>> Start
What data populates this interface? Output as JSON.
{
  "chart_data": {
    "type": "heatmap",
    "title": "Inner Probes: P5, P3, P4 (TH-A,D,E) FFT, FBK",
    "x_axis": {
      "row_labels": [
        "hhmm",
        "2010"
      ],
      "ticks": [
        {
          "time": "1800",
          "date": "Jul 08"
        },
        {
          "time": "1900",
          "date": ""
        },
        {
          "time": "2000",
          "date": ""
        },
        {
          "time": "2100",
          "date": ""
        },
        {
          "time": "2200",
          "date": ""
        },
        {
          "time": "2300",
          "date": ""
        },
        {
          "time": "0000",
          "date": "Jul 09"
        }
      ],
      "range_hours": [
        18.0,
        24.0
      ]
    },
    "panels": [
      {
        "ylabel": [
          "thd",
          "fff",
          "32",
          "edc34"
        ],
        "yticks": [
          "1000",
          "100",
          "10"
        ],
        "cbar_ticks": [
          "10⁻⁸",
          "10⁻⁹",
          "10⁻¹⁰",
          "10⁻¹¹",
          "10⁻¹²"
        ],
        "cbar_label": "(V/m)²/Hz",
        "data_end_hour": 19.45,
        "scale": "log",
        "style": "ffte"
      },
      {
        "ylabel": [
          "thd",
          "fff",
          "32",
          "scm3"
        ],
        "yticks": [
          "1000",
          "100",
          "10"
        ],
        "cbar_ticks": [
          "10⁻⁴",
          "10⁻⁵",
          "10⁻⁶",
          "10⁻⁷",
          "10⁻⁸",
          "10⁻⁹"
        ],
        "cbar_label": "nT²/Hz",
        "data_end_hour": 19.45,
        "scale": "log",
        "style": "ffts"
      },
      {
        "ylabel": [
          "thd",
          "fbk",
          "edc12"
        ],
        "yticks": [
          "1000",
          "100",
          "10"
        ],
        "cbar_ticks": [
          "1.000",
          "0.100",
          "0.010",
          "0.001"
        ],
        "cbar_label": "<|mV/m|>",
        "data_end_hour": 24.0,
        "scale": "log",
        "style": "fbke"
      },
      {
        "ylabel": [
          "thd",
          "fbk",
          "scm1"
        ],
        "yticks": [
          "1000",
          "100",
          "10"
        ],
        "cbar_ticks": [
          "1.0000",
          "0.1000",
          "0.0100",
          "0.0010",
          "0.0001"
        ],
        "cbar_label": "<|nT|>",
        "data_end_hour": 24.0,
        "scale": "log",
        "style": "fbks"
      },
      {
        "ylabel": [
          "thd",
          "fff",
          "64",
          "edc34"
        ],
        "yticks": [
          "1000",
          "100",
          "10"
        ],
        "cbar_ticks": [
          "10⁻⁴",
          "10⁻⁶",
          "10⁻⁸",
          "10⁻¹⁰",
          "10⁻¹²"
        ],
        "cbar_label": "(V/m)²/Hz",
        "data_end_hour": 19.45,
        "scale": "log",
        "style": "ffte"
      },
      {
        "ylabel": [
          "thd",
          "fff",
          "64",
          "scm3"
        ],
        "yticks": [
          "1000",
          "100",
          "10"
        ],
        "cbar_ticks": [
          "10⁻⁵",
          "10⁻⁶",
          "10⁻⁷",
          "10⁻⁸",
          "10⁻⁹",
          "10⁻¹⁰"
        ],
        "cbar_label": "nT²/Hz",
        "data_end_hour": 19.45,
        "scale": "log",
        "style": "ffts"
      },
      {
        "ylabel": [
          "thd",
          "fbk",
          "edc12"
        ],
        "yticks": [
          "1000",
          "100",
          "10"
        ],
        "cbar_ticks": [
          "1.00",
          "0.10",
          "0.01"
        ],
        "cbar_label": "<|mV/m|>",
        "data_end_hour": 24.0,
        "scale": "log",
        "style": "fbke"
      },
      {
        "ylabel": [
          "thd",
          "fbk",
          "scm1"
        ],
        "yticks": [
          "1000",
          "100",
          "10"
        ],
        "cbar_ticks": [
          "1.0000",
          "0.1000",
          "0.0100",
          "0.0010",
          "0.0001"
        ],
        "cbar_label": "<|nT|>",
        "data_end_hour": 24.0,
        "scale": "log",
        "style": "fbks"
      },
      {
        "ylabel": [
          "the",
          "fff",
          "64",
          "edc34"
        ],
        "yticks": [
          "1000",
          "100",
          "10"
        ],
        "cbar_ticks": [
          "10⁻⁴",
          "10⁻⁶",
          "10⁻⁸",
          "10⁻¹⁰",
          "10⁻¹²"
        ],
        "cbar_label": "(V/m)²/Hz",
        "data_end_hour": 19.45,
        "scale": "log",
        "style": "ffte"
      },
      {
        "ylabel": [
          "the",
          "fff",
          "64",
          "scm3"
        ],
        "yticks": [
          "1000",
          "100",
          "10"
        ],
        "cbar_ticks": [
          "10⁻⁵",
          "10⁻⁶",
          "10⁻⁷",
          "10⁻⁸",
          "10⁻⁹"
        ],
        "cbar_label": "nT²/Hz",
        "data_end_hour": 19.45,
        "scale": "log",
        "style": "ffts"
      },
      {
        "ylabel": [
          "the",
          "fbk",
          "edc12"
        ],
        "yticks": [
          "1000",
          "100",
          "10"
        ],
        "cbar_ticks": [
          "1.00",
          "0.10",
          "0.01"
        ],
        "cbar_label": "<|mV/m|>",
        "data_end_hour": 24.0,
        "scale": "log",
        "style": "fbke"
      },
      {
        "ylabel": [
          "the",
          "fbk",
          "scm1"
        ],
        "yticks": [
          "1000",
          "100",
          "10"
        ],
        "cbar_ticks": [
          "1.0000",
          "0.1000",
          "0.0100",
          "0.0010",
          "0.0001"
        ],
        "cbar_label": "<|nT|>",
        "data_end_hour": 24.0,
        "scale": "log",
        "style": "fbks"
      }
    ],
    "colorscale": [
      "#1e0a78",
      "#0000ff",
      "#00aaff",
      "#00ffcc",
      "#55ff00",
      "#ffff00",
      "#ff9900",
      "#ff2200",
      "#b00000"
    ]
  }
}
>> End
Show every line from the listing above in which the string "time" appears.

_Exercise solution_
          "time": "1800",
          "time": "1900",
          "time": "2000",
          "time": "2100",
          "time": "2200",
          "time": "2300",
          "time": "0000",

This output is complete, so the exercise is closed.